### SHORT TASK:
Reproduce every line in the listing that contains the word "text".

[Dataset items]
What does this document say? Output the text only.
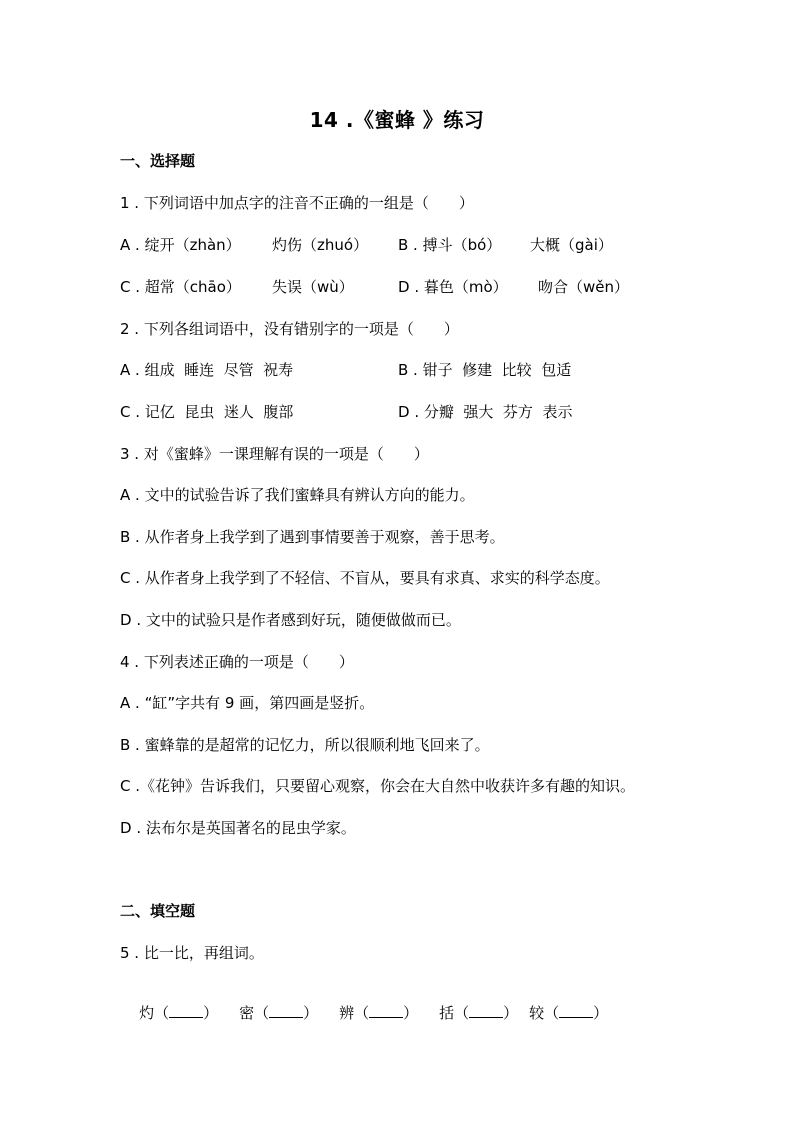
14 .《蜜蜂 》练习
一、选择题
1 . 下列词语中加点字的注音不正确的一组是（　　）
A . 绽开（zhàn） 灼伤（zhuó） B . 搏斗（bó） 大概（gài）
C . 超常（chāo） 失误（wù）	D . 暮色（mò） 吻合（wěn）
2 . 下列各组词语中，没有错别字的一项是（　　）
A . 组成  睡连  尽管  祝寿	B . 钳子  修建  比较  包适
C . 记亿  昆虫  迷人  腹部	D . 分瓣  强大  芬方  表示
3 . 对《蜜蜂》一课理解有误的一项是（　　）
A . 文中的试验告诉了我们蜜蜂具有辨认方向的能力。
B . 从作者身上我学到了遇到事情要善于观察，善于思考。
C . 从作者身上我学到了不轻信、不盲从，要具有求真、求实的科学态度。
D . 文中的试验只是作者感到好玩，随便做做而已。
4 . 下列表述正确的一项是（　　）
A . “缸”字共有 9 画，第四画是竖折。
B . 蜜蜂靠的是超常的记忆力，所以很顺利地飞回来了。
C .《花钟》告诉我们，只要留心观察，你会在大自然中收获许多有趣的知识。
D . 法布尔是英国著名的昆虫学家。
二、填空题
5 . 比一比，再组词。

灼（ ）
	密（ ）
	辨（ ）
	括（ ）
较（ ）
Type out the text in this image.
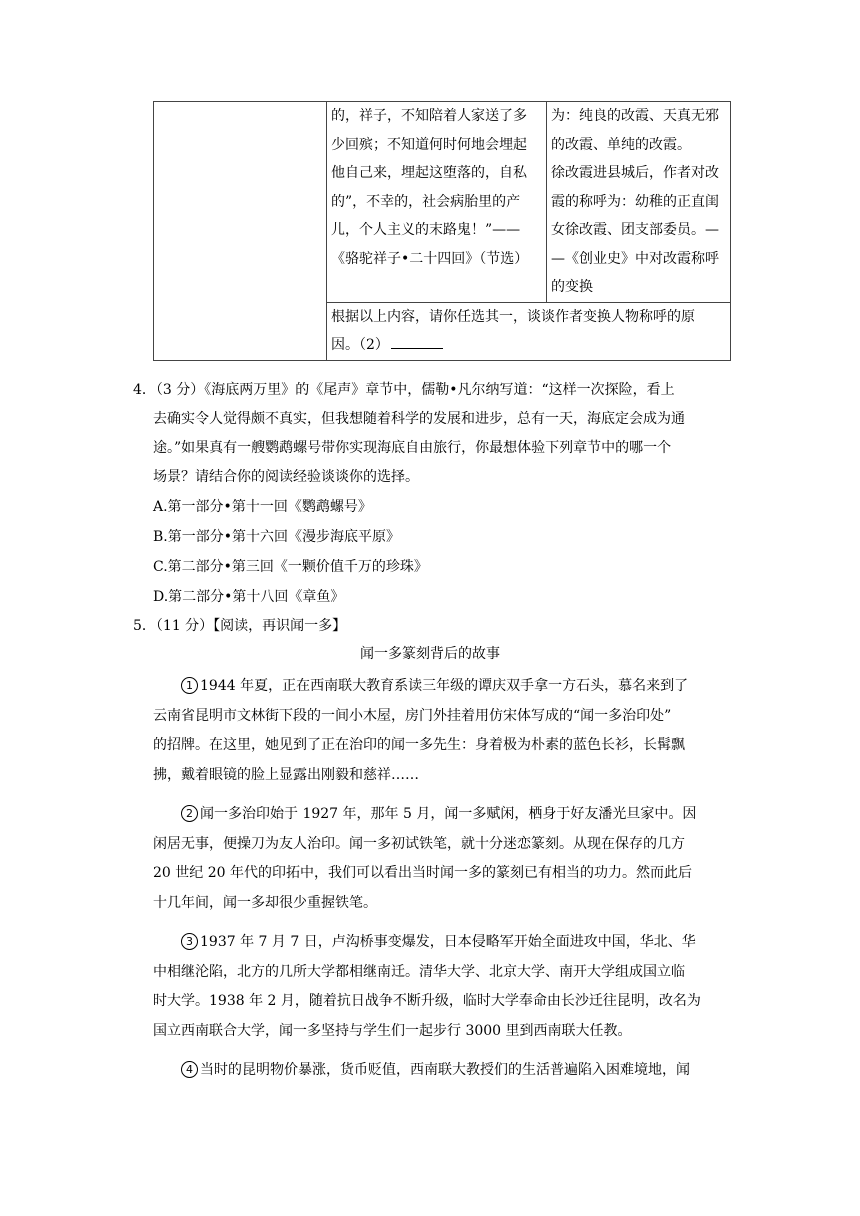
的，祥子，不知陪着人家送了多
少回殡；不知道何时何地会埋起
他自己来，埋起这堕落的，自私
的”，不幸的，社会病胎里的产
儿，个人主义的末路鬼！”——
《骆驼祥子•二十四回》（节选）

为：纯良的改霞、天真无邪
的改霞、单纯的改霞。
徐改霞进县城后，作者对改
霞的称呼为：幼稚的正直闺
女徐改霞、团支部委员。—
—《创业史》中对改霞称呼
的变换

根据以上内容，请你任选其一，谈谈作者变换人物称呼的原
因。（2）
4．（3 分）《海底两万里》的《尾声》章节中，儒勒•凡尔纳写道：“这样一次探险，看上
去确实令人觉得颇不真实，但我想随着科学的发展和进步，总有一天，海底定会成为通
途。”如果真有一艘鹦鹉螺号带你实现海底自由旅行，你最想体验下列章节中的哪一个
场景？请结合你的阅读经验谈谈你的选择。
A.第一部分•第十一回《鹦鹉螺号》
B.第一部分•第十六回《漫步海底平原》
C.第二部分•第三回《一颗价值千万的珍珠》
D.第二部分•第十八回《章鱼》
5．（11 分）【阅读，再识闻一多】
闻一多篆刻背后的故事
1 1944 年夏，正在西南联大教育系读三年级的谭庆双手拿一方石头，慕名来到了
云南省昆明市文林街下段的一间小木屋，房门外挂着用仿宋体写成的“闻一多治印处”
的招牌。在这里，她见到了正在治印的闻一多先生：身着极为朴素的蓝色长衫，长髯飘
拂，戴着眼镜的脸上显露出刚毅和慈祥……
2 闻一多治印始于 1927 年，那年 5 月，闻一多赋闲，栖身于好友潘光旦家中。因
闲居无事，便操刀为友人治印。闻一多初试铁笔，就十分迷恋篆刻。从现在保存的几方
20 世纪 20 年代的印拓中，我们可以看出当时闻一多的篆刻已有相当的功力。然而此后
十几年间，闻一多却很少重握铁笔。
3 1937 年 7 月 7 日，卢沟桥事变爆发，日本侵略军开始全面进攻中国，华北、华
中相继沦陷，北方的几所大学都相继南迁。清华大学、北京大学、南开大学组成国立临
时大学。1938 年 2 月，随着抗日战争不断升级，临时大学奉命由长沙迁往昆明，改名为
国立西南联合大学，闻一多坚持与学生们一起步行 3000 里到西南联大任教。
4 当时的昆明物价暴涨，货币贬值，西南联大教授们的生活普遍陷入困难境地，闻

### OUTPUT OF THE TASK:
What does this document say? Output the text only.
Type out the text in this image.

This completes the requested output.